= Record extracts =
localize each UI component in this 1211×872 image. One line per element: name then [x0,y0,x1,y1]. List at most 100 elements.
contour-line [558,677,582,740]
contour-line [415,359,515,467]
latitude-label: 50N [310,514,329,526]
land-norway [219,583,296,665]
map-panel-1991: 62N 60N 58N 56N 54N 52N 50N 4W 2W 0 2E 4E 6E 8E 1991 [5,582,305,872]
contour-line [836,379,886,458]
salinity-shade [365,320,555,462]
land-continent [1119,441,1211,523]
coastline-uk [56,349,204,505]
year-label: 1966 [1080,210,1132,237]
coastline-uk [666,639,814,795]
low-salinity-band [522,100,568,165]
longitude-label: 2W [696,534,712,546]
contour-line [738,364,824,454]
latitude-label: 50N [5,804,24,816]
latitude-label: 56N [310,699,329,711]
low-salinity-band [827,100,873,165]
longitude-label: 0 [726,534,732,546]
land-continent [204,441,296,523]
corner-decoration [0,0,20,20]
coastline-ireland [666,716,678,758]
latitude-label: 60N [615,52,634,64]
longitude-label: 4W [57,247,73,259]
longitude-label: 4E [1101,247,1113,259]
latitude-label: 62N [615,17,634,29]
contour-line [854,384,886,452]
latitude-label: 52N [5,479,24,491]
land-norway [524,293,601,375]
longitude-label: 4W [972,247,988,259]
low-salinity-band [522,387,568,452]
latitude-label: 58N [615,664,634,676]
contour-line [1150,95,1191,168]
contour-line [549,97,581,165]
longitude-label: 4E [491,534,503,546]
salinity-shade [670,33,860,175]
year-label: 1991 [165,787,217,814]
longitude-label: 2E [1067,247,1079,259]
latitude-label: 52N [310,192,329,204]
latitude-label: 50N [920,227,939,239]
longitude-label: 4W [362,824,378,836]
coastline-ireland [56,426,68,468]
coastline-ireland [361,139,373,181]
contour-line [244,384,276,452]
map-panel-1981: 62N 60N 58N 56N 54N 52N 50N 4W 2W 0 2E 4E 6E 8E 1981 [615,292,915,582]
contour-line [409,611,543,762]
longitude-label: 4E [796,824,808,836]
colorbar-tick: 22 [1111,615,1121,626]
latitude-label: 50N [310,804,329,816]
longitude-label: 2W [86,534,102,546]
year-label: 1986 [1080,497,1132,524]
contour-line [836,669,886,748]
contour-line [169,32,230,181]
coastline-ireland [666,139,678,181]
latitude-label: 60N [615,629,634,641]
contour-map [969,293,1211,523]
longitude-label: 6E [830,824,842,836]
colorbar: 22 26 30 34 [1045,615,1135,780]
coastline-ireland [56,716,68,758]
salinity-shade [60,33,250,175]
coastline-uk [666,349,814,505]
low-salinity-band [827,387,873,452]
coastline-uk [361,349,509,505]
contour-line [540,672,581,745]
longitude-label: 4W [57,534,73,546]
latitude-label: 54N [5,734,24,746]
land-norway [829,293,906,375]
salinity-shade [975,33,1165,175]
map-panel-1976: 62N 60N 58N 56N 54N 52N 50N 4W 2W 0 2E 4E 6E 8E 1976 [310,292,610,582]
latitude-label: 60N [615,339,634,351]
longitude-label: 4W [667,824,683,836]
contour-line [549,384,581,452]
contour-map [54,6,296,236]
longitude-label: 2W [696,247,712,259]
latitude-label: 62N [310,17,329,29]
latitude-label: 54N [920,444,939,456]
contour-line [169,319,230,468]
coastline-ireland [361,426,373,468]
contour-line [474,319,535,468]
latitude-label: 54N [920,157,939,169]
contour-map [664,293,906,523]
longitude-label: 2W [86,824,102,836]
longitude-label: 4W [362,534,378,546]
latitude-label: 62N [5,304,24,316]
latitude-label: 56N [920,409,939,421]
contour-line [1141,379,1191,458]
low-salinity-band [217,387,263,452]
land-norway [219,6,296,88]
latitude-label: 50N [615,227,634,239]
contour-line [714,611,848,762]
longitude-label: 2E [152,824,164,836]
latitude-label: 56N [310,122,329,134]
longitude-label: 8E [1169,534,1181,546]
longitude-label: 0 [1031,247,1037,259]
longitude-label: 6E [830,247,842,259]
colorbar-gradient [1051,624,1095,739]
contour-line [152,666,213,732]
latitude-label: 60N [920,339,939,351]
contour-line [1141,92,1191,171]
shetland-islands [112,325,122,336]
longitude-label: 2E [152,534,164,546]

= What you will do =
Rewrite each line of the items above as a numbered list, leaving out any blank lines.

= The result =
1. localize each UI component in this 1211×872 image. One line per element: name then [x0,y0,x1,y1]. List at most 100 elements.
2. contour-line [558,677,582,740]
3. contour-line [415,359,515,467]
4. latitude-label: 50N [310,514,329,526]
5. land-norway [219,583,296,665]
6. map-panel-1991: 62N 60N 58N 56N 54N 52N 50N 4W 2W 0 2E 4E 6E 8E 1991 [5,582,305,872]
7. contour-line [836,379,886,458]
8. salinity-shade [365,320,555,462]
9. land-continent [1119,441,1211,523]
10. coastline-uk [56,349,204,505]
11. year-label: 1966 [1080,210,1132,237]
12. coastline-uk [666,639,814,795]
13. low-salinity-band [522,100,568,165]
14. longitude-label: 2W [696,534,712,546]
15. contour-line [738,364,824,454]
16. latitude-label: 50N [5,804,24,816]
17. latitude-label: 56N [310,699,329,711]
18. low-salinity-band [827,100,873,165]
19. longitude-label: 0 [726,534,732,546]
20. land-continent [204,441,296,523]
21. corner-decoration [0,0,20,20]
22. coastline-ireland [666,716,678,758]
23. latitude-label: 60N [615,52,634,64]
24. longitude-label: 4W [57,247,73,259]
25. longitude-label: 4E [1101,247,1113,259]
26. latitude-label: 62N [615,17,634,29]
27. contour-line [854,384,886,452]
28. latitude-label: 52N [5,479,24,491]
29. land-norway [524,293,601,375]
30. longitude-label: 4W [972,247,988,259]
31. low-salinity-band [522,387,568,452]
32. latitude-label: 58N [615,664,634,676]
33. contour-line [1150,95,1191,168]
34. contour-line [549,97,581,165]
35. longitude-label: 4E [491,534,503,546]
36. salinity-shade [670,33,860,175]
37. year-label: 1991 [165,787,217,814]
38. longitude-label: 2E [1067,247,1079,259]
39. latitude-label: 52N [310,192,329,204]
40. latitude-label: 50N [920,227,939,239]
41. longitude-label: 4W [362,824,378,836]
42. coastline-ireland [56,426,68,468]
43. coastline-ireland [361,139,373,181]
44. contour-line [244,384,276,452]
45. map-panel-1981: 62N 60N 58N 56N 54N 52N 50N 4W 2W 0 2E 4E 6E 8E 1981 [615,292,915,582]
46. contour-line [409,611,543,762]
47. longitude-label: 4E [796,824,808,836]
48. colorbar-tick: 22 [1111,615,1121,626]
49. latitude-label: 50N [310,804,329,816]
50. longitude-label: 2W [86,534,102,546]
51. year-label: 1986 [1080,497,1132,524]
52. contour-line [836,669,886,748]
53. contour-line [169,32,230,181]
54. coastline-ireland [666,139,678,181]
55. latitude-label: 60N [615,629,634,641]
56. contour-map [969,293,1211,523]
57. longitude-label: 6E [830,824,842,836]
58. colorbar: 22 26 30 34 [1045,615,1135,780]
59. coastline-ireland [56,716,68,758]
60. salinity-shade [60,33,250,175]
61. coastline-uk [666,349,814,505]
62. low-salinity-band [827,387,873,452]
63. coastline-uk [361,349,509,505]
64. contour-line [540,672,581,745]
65. longitude-label: 4W [57,534,73,546]
66. latitude-label: 54N [5,734,24,746]
67. land-norway [829,293,906,375]
68. salinity-shade [975,33,1165,175]
69. map-panel-1976: 62N 60N 58N 56N 54N 52N 50N 4W 2W 0 2E 4E 6E 8E 1976 [310,292,610,582]
70. latitude-label: 60N [615,339,634,351]
71. longitude-label: 4W [667,824,683,836]
72. contour-line [549,384,581,452]
73. contour-map [54,6,296,236]
74. longitude-label: 2W [696,247,712,259]
75. latitude-label: 62N [310,17,329,29]
76. latitude-label: 54N [920,444,939,456]
77. contour-line [169,319,230,468]
78. coastline-ireland [361,426,373,468]
79. contour-line [474,319,535,468]
80. latitude-label: 54N [920,157,939,169]
81. contour-map [664,293,906,523]
82. longitude-label: 2W [86,824,102,836]
83. longitude-label: 4W [362,534,378,546]
84. latitude-label: 62N [5,304,24,316]
85. latitude-label: 56N [920,409,939,421]
86. contour-line [1141,379,1191,458]
87. low-salinity-band [217,387,263,452]
88. land-norway [219,6,296,88]
89. latitude-label: 50N [615,227,634,239]
90. contour-line [714,611,848,762]
91. longitude-label: 2E [152,824,164,836]
92. latitude-label: 56N [310,122,329,134]
93. longitude-label: 8E [1169,534,1181,546]
94. longitude-label: 0 [1031,247,1037,259]
95. longitude-label: 6E [830,247,842,259]
96. colorbar-gradient [1051,624,1095,739]
97. contour-line [152,666,213,732]
98. latitude-label: 60N [920,339,939,351]
99. contour-line [1141,92,1191,171]
100. shetland-islands [112,325,122,336]
101. longitude-label: 2E [152,534,164,546]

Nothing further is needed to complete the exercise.